• [Given exercise]: Find the lines holding the string "title" in the data, then copy all of them.

• [Entries taken from a collection]:
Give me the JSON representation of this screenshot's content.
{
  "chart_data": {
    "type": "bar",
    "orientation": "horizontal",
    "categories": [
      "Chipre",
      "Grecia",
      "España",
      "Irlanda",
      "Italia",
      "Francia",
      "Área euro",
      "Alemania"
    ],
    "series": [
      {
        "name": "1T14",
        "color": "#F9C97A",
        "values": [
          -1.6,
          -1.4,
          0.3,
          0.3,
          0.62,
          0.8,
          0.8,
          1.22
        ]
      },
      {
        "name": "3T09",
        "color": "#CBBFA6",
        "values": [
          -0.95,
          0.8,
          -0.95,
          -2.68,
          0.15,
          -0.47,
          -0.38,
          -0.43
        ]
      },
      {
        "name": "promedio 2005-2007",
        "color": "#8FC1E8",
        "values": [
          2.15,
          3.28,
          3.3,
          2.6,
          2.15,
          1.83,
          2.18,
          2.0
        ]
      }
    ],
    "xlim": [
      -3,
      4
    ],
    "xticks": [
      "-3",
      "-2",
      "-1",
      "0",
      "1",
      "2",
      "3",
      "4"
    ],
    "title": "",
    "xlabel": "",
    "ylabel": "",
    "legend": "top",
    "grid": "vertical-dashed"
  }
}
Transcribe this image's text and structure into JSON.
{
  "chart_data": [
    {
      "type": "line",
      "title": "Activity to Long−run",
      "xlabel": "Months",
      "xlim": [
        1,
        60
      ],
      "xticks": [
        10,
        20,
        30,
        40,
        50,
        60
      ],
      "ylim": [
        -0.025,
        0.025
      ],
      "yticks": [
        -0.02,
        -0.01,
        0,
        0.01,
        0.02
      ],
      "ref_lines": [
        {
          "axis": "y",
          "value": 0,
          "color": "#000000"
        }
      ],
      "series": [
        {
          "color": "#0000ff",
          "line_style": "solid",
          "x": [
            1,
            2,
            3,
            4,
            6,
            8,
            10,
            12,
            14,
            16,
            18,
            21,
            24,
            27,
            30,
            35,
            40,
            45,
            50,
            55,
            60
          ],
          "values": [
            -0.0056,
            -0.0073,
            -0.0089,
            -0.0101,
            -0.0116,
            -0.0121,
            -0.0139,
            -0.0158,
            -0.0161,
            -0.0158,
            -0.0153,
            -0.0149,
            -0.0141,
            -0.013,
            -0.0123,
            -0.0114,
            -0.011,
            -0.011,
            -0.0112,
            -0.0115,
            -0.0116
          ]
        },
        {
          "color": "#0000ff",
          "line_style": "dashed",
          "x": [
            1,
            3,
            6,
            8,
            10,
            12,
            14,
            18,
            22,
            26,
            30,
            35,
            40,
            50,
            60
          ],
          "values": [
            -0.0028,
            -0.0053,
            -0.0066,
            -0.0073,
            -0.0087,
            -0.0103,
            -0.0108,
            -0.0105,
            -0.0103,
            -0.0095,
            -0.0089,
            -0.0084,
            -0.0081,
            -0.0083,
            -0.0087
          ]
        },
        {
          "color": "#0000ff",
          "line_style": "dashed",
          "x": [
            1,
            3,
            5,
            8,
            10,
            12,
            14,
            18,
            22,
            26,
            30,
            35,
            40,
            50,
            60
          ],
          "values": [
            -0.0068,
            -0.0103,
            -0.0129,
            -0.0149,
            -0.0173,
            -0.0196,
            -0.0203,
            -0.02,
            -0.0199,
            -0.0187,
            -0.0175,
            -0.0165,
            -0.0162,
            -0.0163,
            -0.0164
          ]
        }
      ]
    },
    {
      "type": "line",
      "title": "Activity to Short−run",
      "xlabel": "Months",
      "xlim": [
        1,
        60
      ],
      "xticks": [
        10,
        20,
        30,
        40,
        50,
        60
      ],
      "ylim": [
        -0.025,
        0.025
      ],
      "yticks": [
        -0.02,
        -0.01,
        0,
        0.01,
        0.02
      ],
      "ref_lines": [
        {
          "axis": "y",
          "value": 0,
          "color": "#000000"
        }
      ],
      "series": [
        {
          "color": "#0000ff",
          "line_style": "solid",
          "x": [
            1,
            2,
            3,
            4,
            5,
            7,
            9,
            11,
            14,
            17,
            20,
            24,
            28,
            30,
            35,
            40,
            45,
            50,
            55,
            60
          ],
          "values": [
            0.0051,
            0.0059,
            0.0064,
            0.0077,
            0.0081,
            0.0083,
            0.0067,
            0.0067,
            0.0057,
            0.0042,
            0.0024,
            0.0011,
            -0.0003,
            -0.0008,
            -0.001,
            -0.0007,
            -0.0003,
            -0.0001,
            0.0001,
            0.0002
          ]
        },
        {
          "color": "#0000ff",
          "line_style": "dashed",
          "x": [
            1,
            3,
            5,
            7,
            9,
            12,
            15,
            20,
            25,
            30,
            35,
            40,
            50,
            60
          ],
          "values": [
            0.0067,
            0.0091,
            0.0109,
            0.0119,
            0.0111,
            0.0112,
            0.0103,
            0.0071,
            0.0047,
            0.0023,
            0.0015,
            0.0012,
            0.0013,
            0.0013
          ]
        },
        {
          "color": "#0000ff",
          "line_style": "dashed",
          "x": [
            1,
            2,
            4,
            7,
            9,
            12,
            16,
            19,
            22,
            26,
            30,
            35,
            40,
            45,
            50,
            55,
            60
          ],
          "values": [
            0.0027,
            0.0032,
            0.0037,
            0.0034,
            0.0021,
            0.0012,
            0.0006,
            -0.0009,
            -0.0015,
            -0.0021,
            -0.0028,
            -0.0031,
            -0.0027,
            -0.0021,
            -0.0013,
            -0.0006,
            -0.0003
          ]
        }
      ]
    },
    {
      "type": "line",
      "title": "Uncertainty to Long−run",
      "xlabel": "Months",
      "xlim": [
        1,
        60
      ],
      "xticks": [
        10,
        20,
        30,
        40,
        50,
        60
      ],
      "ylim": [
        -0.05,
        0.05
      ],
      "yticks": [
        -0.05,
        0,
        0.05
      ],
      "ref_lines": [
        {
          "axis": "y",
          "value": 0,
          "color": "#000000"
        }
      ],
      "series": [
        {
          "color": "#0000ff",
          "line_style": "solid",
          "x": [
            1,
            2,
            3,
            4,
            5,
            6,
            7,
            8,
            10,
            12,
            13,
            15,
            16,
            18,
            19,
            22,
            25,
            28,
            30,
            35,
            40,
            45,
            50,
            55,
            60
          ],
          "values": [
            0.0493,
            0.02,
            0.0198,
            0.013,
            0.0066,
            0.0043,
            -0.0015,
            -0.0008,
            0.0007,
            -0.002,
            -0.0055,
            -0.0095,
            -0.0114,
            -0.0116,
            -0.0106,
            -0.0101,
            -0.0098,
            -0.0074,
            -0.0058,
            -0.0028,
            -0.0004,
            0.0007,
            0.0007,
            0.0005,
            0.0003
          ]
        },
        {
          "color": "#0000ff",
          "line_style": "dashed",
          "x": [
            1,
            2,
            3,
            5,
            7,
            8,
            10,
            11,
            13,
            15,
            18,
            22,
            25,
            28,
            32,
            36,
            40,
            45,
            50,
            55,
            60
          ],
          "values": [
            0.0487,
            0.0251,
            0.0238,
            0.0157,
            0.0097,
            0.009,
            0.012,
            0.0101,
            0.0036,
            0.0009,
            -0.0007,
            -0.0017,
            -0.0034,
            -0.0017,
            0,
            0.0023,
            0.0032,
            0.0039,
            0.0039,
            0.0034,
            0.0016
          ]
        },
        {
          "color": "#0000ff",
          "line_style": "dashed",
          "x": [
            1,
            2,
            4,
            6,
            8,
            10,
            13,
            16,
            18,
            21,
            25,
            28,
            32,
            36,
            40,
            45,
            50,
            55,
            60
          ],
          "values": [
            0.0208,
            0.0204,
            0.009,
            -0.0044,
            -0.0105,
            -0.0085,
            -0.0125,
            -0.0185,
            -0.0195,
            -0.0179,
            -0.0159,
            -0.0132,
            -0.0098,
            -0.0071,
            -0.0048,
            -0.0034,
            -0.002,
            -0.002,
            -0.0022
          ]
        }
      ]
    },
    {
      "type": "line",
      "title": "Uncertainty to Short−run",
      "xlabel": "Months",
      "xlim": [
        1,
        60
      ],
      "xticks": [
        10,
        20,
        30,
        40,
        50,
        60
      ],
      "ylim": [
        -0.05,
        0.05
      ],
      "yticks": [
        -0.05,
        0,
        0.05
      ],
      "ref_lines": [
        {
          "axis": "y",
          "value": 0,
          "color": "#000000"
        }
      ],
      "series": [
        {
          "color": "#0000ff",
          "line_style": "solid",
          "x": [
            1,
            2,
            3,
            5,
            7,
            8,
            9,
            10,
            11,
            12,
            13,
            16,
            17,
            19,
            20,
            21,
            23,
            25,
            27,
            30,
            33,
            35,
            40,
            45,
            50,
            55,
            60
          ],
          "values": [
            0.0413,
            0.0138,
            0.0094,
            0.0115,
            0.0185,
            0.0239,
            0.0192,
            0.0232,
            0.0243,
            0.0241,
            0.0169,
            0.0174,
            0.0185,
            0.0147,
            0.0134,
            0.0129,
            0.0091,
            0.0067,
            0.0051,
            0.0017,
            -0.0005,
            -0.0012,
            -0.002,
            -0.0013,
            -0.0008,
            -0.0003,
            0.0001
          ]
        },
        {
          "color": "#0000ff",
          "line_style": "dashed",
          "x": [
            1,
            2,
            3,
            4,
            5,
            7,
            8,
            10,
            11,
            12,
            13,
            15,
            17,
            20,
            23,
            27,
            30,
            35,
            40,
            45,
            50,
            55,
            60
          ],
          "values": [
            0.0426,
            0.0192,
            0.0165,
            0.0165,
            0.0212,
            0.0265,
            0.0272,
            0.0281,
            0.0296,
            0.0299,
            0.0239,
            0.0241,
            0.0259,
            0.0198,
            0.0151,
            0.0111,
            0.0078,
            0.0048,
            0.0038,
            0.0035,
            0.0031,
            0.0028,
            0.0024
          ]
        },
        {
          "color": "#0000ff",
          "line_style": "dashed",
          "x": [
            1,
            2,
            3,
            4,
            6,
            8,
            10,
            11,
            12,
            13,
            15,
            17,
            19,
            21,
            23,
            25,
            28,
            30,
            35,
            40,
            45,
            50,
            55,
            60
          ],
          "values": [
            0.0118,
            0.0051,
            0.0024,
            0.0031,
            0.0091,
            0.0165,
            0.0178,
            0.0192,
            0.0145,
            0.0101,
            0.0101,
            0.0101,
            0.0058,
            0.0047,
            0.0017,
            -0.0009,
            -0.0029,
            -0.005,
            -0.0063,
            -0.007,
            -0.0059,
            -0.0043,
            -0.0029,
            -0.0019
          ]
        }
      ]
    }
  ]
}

• [Solution to this exercise]:
    "title": "",
      "title": "Activity to Long−run",
      "title": "Activity to Short−run",
      "title": "Uncertainty to Long−run",
      "title": "Uncertainty to Short−run",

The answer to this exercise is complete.